** START Given entries **

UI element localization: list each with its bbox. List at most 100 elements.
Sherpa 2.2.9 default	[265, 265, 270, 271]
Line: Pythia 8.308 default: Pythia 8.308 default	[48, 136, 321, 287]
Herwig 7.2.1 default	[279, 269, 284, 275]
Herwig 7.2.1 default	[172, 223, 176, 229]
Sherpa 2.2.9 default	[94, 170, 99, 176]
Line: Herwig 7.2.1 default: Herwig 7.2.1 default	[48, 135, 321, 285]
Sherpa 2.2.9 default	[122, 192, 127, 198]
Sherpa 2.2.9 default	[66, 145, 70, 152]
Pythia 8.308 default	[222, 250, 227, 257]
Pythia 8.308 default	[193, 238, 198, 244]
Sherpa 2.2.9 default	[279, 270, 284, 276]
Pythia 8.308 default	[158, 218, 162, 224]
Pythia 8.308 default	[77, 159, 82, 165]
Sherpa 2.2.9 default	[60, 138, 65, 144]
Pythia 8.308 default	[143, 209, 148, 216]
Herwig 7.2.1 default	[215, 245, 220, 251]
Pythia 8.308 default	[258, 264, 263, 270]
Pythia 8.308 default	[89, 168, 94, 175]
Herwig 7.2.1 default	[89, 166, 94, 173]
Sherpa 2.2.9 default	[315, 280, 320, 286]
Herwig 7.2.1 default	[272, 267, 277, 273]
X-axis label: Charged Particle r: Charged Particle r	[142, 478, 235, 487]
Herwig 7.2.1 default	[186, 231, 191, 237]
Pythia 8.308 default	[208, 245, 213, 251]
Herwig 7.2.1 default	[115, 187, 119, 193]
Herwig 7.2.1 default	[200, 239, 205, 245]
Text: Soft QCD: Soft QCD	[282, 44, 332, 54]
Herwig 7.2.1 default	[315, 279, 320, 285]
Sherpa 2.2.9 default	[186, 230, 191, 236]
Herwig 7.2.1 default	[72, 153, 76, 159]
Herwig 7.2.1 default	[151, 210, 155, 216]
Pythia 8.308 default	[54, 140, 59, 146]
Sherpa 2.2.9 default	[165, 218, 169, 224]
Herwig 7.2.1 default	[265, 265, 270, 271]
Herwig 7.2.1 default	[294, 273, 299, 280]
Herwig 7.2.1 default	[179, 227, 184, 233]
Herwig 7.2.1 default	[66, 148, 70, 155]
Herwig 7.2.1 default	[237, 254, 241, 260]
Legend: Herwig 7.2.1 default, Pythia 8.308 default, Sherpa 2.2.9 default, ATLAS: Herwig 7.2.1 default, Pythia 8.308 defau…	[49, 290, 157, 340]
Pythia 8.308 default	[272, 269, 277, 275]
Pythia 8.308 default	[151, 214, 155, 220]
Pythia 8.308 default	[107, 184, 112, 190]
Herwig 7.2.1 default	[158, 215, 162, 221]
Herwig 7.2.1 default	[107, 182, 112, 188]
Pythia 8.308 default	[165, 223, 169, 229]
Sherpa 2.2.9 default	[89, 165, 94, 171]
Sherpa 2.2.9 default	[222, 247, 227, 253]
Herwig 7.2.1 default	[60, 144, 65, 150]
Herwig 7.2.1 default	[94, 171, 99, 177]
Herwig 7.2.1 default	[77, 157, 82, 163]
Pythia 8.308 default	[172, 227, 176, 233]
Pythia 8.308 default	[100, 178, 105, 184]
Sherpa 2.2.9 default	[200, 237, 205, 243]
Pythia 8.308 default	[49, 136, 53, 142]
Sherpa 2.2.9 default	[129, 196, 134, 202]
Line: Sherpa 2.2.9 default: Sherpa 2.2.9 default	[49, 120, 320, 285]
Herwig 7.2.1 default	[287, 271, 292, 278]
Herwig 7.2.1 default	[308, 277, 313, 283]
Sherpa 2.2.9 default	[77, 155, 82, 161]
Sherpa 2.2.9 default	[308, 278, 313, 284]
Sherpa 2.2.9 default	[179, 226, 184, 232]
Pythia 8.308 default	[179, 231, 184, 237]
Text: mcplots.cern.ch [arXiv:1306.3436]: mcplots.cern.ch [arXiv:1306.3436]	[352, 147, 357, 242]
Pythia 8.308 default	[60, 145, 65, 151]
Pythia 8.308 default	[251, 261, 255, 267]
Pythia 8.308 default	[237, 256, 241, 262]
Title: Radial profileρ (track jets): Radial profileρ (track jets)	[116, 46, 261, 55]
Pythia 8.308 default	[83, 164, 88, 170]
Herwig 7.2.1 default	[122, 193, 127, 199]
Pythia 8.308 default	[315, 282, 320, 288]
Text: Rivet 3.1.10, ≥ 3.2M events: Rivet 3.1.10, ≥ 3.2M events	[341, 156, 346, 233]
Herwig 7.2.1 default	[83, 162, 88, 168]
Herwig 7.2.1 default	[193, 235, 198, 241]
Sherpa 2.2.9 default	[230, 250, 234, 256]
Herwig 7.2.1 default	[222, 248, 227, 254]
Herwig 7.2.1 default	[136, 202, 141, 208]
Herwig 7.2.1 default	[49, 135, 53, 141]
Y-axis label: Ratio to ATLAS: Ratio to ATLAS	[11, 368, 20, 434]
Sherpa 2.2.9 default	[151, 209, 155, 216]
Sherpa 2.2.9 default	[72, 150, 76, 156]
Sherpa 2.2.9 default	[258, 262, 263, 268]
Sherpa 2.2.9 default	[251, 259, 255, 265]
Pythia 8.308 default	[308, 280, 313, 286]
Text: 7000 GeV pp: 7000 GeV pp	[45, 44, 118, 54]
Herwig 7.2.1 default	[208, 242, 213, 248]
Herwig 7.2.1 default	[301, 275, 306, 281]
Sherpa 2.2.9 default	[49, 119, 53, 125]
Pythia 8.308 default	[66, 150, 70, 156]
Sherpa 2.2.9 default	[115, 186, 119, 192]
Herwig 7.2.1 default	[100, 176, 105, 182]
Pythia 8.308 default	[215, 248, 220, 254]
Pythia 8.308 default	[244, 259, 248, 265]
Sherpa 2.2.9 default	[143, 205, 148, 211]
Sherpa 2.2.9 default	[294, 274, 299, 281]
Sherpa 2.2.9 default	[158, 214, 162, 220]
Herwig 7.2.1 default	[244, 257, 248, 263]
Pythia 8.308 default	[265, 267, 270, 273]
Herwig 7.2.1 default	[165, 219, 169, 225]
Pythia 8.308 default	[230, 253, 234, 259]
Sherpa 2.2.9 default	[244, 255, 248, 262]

** END Given entries **

▸ **Given problem**
Arrange everything from the start of the rows above down through the line containing "254, 241, 260]" as a JSON list of strings, with one string per line and blank lines left out.

▸ **Exercise response**
[
  "UI element localization: list each with its bbox. List at most 100 elements.",
  "Sherpa 2.2.9 default\t[265, 265, 270, 271]",
  "Line: Pythia 8.308 default: Pythia 8.308 default\t[48, 136, 321, 287]",
  "Herwig 7.2.1 default\t[279, 269, 284, 275]",
  "Herwig 7.2.1 default\t[172, 223, 176, 229]",
  "Sherpa 2.2.9 default\t[94, 170, 99, 176]",
  "Line: Herwig 7.2.1 default: Herwig 7.2.1 default\t[48, 135, 321, 285]",
  "Sherpa 2.2.9 default\t[122, 192, 127, 198]",
  "Sherpa 2.2.9 default\t[66, 145, 70, 152]",
  "Pythia 8.308 default\t[222, 250, 227, 257]",
  "Pythia 8.308 default\t[193, 238, 198, 244]",
  "Sherpa 2.2.9 default\t[279, 270, 284, 276]",
  "Pythia 8.308 default\t[158, 218, 162, 224]",
  "Pythia 8.308 default\t[77, 159, 82, 165]",
  "Sherpa 2.2.9 default\t[60, 138, 65, 144]",
  "Pythia 8.308 default\t[143, 209, 148, 216]",
  "Herwig 7.2.1 default\t[215, 245, 220, 251]",
  "Pythia 8.308 default\t[258, 264, 263, 270]",
  "Pythia 8.308 default\t[89, 168, 94, 175]",
  "Herwig 7.2.1 default\t[89, 166, 94, 173]",
  "Sherpa 2.2.9 default\t[315, 280, 320, 286]",
  "Herwig 7.2.1 default\t[272, 267, 277, 273]",
  "X-axis label: Charged Particle r: Charged Particle r\t[142, 478, 235, 487]",
  "Herwig 7.2.1 default\t[186, 231, 191, 237]",
  "Pythia 8.308 default\t[208, 245, 213, 251]",
  "Herwig 7.2.1 default\t[115, 187, 119, 193]",
  "Herwig 7.2.1 default\t[200, 239, 205, 245]",
  "Text: Soft QCD: Soft QCD\t[282, 44, 332, 54]",
  "Herwig 7.2.1 default\t[315, 279, 320, 285]",
  "Sherpa 2.2.9 default\t[186, 230, 191, 236]",
  "Herwig 7.2.1 default\t[72, 153, 76, 159]",
  "Herwig 7.2.1 default\t[151, 210, 155, 216]",
  "Pythia 8.308 default\t[54, 140, 59, 146]",
  "Sherpa 2.2.9 default\t[165, 218, 169, 224]",
  "Herwig 7.2.1 default\t[265, 265, 270, 271]",
  "Herwig 7.2.1 default\t[294, 273, 299, 280]",
  "Herwig 7.2.1 default\t[179, 227, 184, 233]",
  "Herwig 7.2.1 default\t[66, 148, 70, 155]",
  "Herwig 7.2.1 default\t[237, 254, 241, 260]"
]